*** Texto a ler ***

O grupo Simoldes ficou às escuras a partir das 15h, quando as telecomunicações se apagaram. Sem rede, o grupo não conseguiu fazer as etiquetas para que as encomendas chegassem ao destino.
in Jornal de Negócios, por Inês Pinto Miguel, 30-04-2025
O grupo Simoldes foi um dos que se viu forçado a suspender a produção nacional por falta de energia. O CEO da Simoldes Plásticos, Domingos Pinto, diz ao Negócios que o impacto será elevado, mas que poderia ser bastante superior se o evento se tivesse prolongado no tempo.
“A produção esteve totalmente parada em Portugal entre as 11h30 e a meia-noite, mas a falta de energia não foi o problema”, aponta o responsável. “A falta de comunicações foi o principal problema, e fomos trabalhando com limitações até ficarmos incontactáveis”, explica.

*** Registos fornecidos ***

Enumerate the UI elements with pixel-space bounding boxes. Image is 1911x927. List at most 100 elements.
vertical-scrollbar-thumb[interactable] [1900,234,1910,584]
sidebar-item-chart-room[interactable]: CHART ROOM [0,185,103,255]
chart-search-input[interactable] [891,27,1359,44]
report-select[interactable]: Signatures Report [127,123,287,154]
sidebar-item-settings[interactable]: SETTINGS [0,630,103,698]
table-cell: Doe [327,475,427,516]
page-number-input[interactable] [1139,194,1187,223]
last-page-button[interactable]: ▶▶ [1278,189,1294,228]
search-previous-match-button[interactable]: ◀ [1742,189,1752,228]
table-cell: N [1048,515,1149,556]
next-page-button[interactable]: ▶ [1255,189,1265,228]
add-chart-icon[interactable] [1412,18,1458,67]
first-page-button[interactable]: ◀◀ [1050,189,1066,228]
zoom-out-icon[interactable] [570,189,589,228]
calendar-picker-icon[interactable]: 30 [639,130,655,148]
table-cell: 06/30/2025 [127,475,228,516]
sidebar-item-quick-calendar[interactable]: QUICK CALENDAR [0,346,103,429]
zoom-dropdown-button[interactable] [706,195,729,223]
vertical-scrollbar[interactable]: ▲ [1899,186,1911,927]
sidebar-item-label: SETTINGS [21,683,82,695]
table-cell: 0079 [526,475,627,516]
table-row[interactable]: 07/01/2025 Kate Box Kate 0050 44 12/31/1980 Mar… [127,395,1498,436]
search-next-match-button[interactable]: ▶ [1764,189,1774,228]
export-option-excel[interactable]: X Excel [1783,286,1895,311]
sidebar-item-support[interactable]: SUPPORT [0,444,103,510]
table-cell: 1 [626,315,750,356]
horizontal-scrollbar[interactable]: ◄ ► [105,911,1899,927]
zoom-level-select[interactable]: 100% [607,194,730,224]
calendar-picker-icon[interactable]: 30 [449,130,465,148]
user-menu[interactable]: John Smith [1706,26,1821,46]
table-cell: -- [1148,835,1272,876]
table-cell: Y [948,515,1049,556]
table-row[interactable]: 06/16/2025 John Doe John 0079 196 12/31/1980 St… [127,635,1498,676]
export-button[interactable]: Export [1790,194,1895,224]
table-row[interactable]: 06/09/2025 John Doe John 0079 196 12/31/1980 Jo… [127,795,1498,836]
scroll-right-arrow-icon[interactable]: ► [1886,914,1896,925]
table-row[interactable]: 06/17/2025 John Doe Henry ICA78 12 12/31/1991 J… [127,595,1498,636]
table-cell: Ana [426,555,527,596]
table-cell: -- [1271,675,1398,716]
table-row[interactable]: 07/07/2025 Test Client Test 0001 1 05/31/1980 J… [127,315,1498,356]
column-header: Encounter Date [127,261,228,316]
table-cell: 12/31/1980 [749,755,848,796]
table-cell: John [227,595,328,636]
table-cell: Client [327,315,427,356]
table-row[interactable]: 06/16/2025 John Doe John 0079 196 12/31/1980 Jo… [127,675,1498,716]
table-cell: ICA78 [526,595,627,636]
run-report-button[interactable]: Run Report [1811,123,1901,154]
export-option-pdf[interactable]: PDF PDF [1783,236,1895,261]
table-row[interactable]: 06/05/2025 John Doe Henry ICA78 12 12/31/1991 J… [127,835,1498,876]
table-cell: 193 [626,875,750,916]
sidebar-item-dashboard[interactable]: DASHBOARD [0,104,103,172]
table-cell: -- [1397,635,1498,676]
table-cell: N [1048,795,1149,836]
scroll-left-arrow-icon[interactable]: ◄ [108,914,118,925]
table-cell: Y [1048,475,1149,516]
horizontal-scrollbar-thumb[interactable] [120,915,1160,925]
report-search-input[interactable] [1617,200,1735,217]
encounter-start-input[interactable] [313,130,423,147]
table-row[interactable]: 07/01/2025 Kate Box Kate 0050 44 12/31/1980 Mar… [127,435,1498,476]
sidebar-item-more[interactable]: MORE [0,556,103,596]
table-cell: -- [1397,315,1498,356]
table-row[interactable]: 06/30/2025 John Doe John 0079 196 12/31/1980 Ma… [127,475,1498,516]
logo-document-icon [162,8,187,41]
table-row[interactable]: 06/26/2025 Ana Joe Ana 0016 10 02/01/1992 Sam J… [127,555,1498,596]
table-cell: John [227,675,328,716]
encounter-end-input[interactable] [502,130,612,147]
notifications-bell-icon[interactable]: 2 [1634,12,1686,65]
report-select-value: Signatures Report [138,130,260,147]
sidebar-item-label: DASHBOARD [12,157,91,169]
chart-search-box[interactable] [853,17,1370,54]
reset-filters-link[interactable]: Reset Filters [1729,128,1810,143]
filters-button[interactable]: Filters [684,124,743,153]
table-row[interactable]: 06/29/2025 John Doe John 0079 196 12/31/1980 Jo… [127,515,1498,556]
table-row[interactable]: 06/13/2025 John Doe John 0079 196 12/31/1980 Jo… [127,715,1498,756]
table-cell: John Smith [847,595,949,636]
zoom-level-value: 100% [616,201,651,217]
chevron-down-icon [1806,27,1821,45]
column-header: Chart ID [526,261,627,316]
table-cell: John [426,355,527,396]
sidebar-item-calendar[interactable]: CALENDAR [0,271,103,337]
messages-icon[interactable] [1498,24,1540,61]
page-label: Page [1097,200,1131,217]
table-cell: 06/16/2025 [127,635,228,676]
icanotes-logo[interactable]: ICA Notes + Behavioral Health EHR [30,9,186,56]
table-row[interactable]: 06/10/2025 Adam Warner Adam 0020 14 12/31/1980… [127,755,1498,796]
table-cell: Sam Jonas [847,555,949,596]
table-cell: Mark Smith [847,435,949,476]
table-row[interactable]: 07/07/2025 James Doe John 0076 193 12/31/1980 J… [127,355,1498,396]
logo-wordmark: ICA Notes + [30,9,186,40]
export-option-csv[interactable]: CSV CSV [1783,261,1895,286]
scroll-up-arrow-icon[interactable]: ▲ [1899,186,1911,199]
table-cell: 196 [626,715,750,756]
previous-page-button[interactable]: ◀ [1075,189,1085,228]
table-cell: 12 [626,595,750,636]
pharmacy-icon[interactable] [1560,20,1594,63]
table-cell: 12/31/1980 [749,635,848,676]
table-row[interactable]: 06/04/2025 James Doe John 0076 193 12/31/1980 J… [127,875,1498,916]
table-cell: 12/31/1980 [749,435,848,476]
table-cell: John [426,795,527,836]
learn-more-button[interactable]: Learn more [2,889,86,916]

***

Problema 1: Traduza para inglês esta frase do texto sobre a Simoldes: «Sem rede, o grupo não conseguiu fazer as etiquetas para que as encomendas chegassem ao destino.»
Problema 2: Prossiga o texto sobre a Simoldes a partir da última frase apresentada.
Os registos não têm qualquer papel neste exercício.

Resposta 1: Without a network, the group was unable to make the labels so that the orders would reach their destination.

Resposta 2:
Domingos Pinto adianta que embora tenham fábricas a produzir peças no estrangeiro, foi impossível fazer o envio das mesmas. “As nossas fábricas lá fora não conseguiam enviar os produtos por não estarmos a conseguir fazer as etiquetas digitais”.
Sem o envio dos produtos, essencial ao funcionamento, a Simoldes teria apenas “stock” para “um dia ou dia e meio”, o que seria difícil de gerir caso o problema se tivesse prolongado.